begin Data entries

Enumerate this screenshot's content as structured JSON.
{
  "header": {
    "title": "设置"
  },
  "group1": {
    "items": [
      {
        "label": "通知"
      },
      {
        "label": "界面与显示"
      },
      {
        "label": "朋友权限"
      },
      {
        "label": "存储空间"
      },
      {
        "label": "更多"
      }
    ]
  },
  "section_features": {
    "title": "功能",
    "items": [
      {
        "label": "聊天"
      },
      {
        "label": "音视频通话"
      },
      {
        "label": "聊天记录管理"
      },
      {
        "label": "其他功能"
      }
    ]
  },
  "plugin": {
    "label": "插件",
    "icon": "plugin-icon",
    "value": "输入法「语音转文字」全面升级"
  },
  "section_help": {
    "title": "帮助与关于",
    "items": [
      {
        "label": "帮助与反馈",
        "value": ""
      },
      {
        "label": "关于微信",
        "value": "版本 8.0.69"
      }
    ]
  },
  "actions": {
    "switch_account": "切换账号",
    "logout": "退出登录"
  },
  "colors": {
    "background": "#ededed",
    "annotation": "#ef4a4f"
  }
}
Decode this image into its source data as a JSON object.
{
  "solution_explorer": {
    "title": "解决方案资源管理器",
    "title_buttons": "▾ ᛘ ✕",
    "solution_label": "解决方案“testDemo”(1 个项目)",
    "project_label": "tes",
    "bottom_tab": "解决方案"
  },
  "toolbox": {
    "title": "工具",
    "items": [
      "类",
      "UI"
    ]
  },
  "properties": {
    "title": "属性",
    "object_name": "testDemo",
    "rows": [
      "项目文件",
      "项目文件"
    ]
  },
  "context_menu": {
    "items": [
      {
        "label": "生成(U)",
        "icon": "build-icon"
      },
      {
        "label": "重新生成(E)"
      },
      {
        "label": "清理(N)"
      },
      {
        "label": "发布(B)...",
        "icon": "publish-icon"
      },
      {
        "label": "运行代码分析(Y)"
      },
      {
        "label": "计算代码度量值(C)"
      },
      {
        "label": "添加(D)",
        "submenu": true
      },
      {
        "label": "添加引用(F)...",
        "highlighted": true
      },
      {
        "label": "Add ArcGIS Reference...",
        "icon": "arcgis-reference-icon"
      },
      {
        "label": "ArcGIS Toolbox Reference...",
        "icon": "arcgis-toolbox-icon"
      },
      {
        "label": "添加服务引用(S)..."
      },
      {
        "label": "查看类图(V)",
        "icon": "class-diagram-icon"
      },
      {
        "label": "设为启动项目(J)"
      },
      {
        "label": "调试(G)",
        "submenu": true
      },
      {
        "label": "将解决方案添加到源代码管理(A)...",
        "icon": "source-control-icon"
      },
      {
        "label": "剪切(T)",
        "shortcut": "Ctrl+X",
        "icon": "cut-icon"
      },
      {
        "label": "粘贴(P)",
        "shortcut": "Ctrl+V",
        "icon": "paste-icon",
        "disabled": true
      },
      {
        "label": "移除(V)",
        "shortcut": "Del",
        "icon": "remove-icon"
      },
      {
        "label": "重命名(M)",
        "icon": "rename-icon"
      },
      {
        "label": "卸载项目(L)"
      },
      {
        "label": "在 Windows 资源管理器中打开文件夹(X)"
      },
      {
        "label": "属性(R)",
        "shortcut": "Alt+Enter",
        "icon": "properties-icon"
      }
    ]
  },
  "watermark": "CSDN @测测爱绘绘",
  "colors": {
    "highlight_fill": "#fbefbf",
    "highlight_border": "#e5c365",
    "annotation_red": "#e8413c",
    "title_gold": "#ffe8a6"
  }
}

end Data entries

State only the number of lines in these entries that contain "true".

4